== PAGE ==
I start with Amendment 132. The noble Lord, Lord Fox, has proposed the publishing of impact assessments of affirmative regulations laid every six months after the Bill’s implementation. The impact of any new regulations will be fully considered through the development of proportionate impact analysis. The Better Regulation Framework, as most noble Lords know, is the system that the Government use to manage the flow of regulation and understand its impacts. In line with the Better Regulation Framework, for regulations where significant impacts are anticipated —above £10 million per year—full impact assessments will be published. For regulations with lower anticipated impacts, a proportionate de minimis assessment impact analysis will be completed. These assessments will, as a matter of course, consider the impact of regulations on small and medium-sized enterprises. Therefore, the laudable sentiment behind these amendments is already covered.
A number of the amendments relate to the use of the affirmative procedure. There exists a process for scrutinising secondary legislation that will operate under this Bill, including by scrutinising committees. I recognise the Bill’s delegated powers have raised questions, including from the Delegated Powers and Regulatory Reform Committee, which the Parliamentary Under-Secretary of State for Employment Rights, Minister Madders, and I appeared before in October. I remind noble Lords that the DPRRC stated and admitted in that evidence session that it saw the need for powers. The Government take seriously the recommendations of the DPRRC, and I plead mea culpa—we put our hands up that we should have been much clearer and could have done more to explain the reasons for the approach taken in this Bill.
The noble Lord, Lord Sharpe, asked about the Attorney-General’s speech at the Bingham lecture. He is a fine lawyer and is a good friend of mine. I listen to him all the time. But he said in his speech that this Bill does not exceed excessive powers. Product regulation is very technical, and we have ensured the that the Bill allows for appropriate parliamentary scrutiny, enabling this House to play the crucial role of scrutinising legislation. Existing secondary legislation runs to over 2,500 pages and covers everything from consumer products, such as toys and cosmetics to heavy industrial products like pressure equipment. We intend to use the Bill’s delegated powers to make targeted changes, on a case-by-case basis, to update and build on the large and well-established existing framework.
I should like to reassure all noble Lords on the specific point around EU law. The appropriate scrutiny procedure is provided by Clause 11, which applies the draft affirmative procedure to various regulations, including those making provision for a power of entry, creating a criminal offence or amending primary legislation, which will need to be debated and approved by Parliament before being implemented.
I turn to Amendment 133, in the name of the noble Lord, Lord Fox. This proposes a sifting mechanism whereby all regulations are preconsidered by a joint committee of both Houses. While we understand the need for oversight, a bespoke joint committee approach could cause delays. In addition, there is already a parliamentary process for statutory instruments made under specific Acts of constitutional significance where sifting is applied to ensure appropriate scrutiny. We do not consider that such a process is proportionate or necessary under this Bill, where regulations will often relate to routine minor technical changes—for example, a change in chemical content in cosmetics or toys.

== COLLECTED MATERIAL ==
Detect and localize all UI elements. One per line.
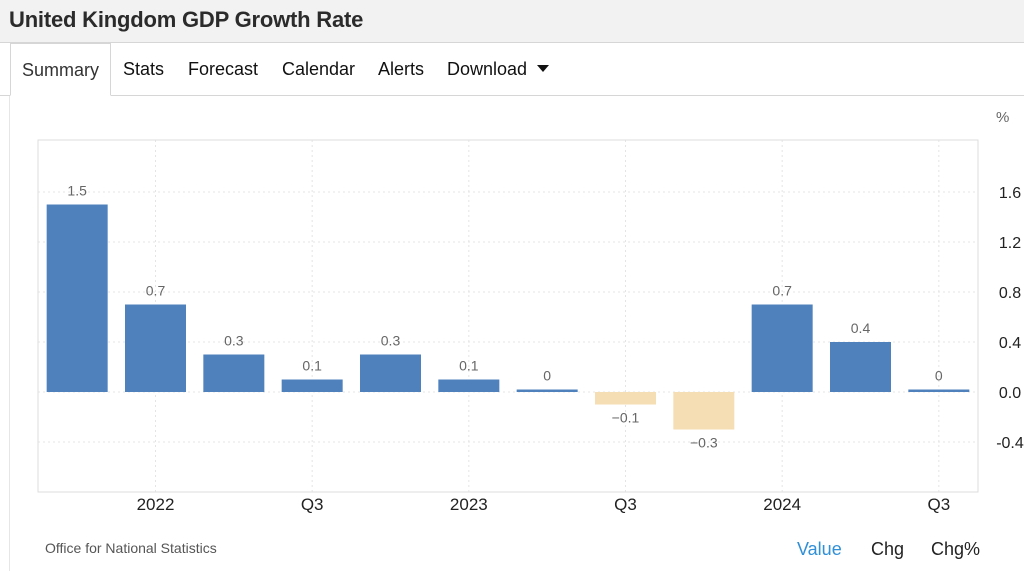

== WORK TO BE COMPLETED ==
Reproduce verbatim the stretch of the speech on the Bill's delegated powers from "A number of" through "in this Bill.".

== COMPLETE ANSWER ==
A number of the amendments relate to the use of the affirmative procedure. There exists a process for scrutinising secondary legislation that will operate under this Bill, including by scrutinising committees. I recognise the Bill’s delegated powers have raised questions, including from the Delegated Powers and Regulatory Reform Committee, which the Parliamentary Under-Secretary of State for Employment Rights, Minister Madders, and I appeared before in October. I remind noble Lords that the DPRRC stated and admitted in that evidence session that it saw the need for powers. The Government take seriously the recommendations of the DPRRC, and I plead mea culpa—we put our hands up that we should have been much clearer and could have done more to explain the reasons for the approach taken in this Bill.